--- START OF SUPPLIED DATA ---

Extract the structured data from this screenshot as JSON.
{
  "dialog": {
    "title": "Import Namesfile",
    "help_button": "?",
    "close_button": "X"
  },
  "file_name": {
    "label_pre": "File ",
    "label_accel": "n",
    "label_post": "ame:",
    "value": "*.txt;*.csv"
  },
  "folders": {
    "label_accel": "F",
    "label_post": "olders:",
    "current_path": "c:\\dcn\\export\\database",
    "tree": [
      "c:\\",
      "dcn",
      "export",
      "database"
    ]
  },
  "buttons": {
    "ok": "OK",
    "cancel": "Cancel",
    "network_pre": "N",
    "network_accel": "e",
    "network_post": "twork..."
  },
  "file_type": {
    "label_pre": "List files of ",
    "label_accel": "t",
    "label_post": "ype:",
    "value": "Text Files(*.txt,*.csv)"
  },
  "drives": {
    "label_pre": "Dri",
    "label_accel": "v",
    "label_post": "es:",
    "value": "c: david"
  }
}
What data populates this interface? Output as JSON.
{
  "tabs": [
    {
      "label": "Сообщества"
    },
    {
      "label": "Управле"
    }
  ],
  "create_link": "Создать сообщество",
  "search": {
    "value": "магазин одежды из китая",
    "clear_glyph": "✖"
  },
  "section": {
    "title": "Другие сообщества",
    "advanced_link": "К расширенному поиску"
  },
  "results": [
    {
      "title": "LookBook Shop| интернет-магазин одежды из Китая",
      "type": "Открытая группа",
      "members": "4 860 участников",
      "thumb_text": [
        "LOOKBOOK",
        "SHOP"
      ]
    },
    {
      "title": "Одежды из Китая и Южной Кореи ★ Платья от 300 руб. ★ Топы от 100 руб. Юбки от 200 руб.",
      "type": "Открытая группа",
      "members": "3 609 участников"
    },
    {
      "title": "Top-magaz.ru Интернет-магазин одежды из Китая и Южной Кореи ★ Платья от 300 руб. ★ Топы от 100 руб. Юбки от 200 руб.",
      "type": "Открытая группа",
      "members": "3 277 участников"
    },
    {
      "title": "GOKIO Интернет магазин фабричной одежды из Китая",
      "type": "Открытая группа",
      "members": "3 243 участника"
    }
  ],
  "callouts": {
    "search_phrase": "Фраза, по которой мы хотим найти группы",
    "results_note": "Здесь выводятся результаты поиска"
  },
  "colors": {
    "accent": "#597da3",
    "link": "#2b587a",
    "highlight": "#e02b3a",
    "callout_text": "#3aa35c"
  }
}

--- END OF SUPPLIED DATA ---

### PROBLEM TO WORK ON
Extract the entries above verbatim.

### PROBLEM SOLUTION
Extract the structured data from this screenshot as JSON.
{
  "dialog": {
    "title": "Import Namesfile",
    "help_button": "?",
    "close_button": "X"
  },
  "file_name": {
    "label_pre": "File ",
    "label_accel": "n",
    "label_post": "ame:",
    "value": "*.txt;*.csv"
  },
  "folders": {
    "label_accel": "F",
    "label_post": "olders:",
    "current_path": "c:\\dcn\\export\\database",
    "tree": [
      "c:\\",
      "dcn",
      "export",
      "database"
    ]
  },
  "buttons": {
    "ok": "OK",
    "cancel": "Cancel",
    "network_pre": "N",
    "network_accel": "e",
    "network_post": "twork..."
  },
  "file_type": {
    "label_pre": "List files of ",
    "label_accel": "t",
    "label_post": "ype:",
    "value": "Text Files(*.txt,*.csv)"
  },
  "drives": {
    "label_pre": "Dri",
    "label_accel": "v",
    "label_post": "es:",
    "value": "c: david"
  }
}
What data populates this interface? Output as JSON.
{
  "tabs": [
    {
      "label": "Сообщества"
    },
    {
      "label": "Управле"
    }
  ],
  "create_link": "Создать сообщество",
  "search": {
    "value": "магазин одежды из китая",
    "clear_glyph": "✖"
  },
  "section": {
    "title": "Другие сообщества",
    "advanced_link": "К расширенному поиску"
  },
  "results": [
    {
      "title": "LookBook Shop| интернет-магазин одежды из Китая",
      "type": "Открытая группа",
      "members": "4 860 участников",
      "thumb_text": [
        "LOOKBOOK",
        "SHOP"
      ]
    },
    {
      "title": "Одежды из Китая и Южной Кореи ★ Платья от 300 руб. ★ Топы от 100 руб. Юбки от 200 руб.",
      "type": "Открытая группа",
      "members": "3 609 участников"
    },
    {
      "title": "Top-magaz.ru Интернет-магазин одежды из Китая и Южной Кореи ★ Платья от 300 руб. ★ Топы от 100 руб. Юбки от 200 руб.",
      "type": "Открытая группа",
      "members": "3 277 участников"
    },
    {
      "title": "GOKIO Интернет магазин фабричной одежды из Китая",
      "type": "Открытая группа",
      "members": "3 243 участника"
    }
  ],
  "callouts": {
    "search_phrase": "Фраза, по которой мы хотим найти группы",
    "results_note": "Здесь выводятся результаты поиска"
  },
  "colors": {
    "accent": "#597da3",
    "link": "#2b587a",
    "highlight": "#e02b3a",
    "callout_text": "#3aa35c"
  }
}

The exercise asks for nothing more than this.